--- Problem to solve ---
Will you print the material below without altering a single character?

--- Listed records ---
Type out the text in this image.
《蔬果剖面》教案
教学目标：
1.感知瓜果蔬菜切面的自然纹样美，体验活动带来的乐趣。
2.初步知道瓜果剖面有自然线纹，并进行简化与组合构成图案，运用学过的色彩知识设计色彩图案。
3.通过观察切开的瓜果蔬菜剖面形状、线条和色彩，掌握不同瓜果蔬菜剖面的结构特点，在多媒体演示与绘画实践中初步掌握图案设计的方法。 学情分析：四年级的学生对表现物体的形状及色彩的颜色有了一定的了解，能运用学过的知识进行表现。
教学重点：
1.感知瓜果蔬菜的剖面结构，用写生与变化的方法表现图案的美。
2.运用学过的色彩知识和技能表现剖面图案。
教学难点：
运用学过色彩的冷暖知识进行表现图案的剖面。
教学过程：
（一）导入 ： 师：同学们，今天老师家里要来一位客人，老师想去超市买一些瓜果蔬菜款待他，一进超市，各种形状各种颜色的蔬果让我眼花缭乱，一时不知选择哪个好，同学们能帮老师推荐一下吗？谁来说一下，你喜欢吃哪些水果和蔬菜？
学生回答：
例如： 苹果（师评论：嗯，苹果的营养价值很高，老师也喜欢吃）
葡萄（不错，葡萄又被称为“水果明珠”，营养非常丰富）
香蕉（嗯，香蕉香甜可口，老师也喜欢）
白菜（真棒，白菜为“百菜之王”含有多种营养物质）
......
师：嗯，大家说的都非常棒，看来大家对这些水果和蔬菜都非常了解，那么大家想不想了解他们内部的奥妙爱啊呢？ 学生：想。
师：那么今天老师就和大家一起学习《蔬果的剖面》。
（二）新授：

--- Right answer ---
Type out the text in this image.
《蔬果剖面》教案
教学目标：
1.感知瓜果蔬菜切面的自然纹样美，体验活动带来的乐趣。
2.初步知道瓜果剖面有自然线纹，并进行简化与组合构成图案，运用学过的色彩知识设计色彩图案。
3.通过观察切开的瓜果蔬菜剖面形状、线条和色彩，掌握不同瓜果蔬菜剖面的结构特点，在多媒体演示与绘画实践中初步掌握图案设计的方法。 学情分析：四年级的学生对表现物体的形状及色彩的颜色有了一定的了解，能运用学过的知识进行表现。
教学重点：
1.感知瓜果蔬菜的剖面结构，用写生与变化的方法表现图案的美。
2.运用学过的色彩知识和技能表现剖面图案。
教学难点：
运用学过色彩的冷暖知识进行表现图案的剖面。
教学过程：
（一）导入 ： 师：同学们，今天老师家里要来一位客人，老师想去超市买一些瓜果蔬菜款待他，一进超市，各种形状各种颜色的蔬果让我眼花缭乱，一时不知选择哪个好，同学们能帮老师推荐一下吗？谁来说一下，你喜欢吃哪些水果和蔬菜？
学生回答：
例如： 苹果（师评论：嗯，苹果的营养价值很高，老师也喜欢吃）
葡萄（不错，葡萄又被称为“水果明珠”，营养非常丰富）
香蕉（嗯，香蕉香甜可口，老师也喜欢）
白菜（真棒，白菜为“百菜之王”含有多种营养物质）
......
师：嗯，大家说的都非常棒，看来大家对这些水果和蔬菜都非常了解，那么大家想不想了解他们内部的奥妙爱啊呢？ 学生：想。
师：那么今天老师就和大家一起学习《蔬果的剖面》。
（二）新授：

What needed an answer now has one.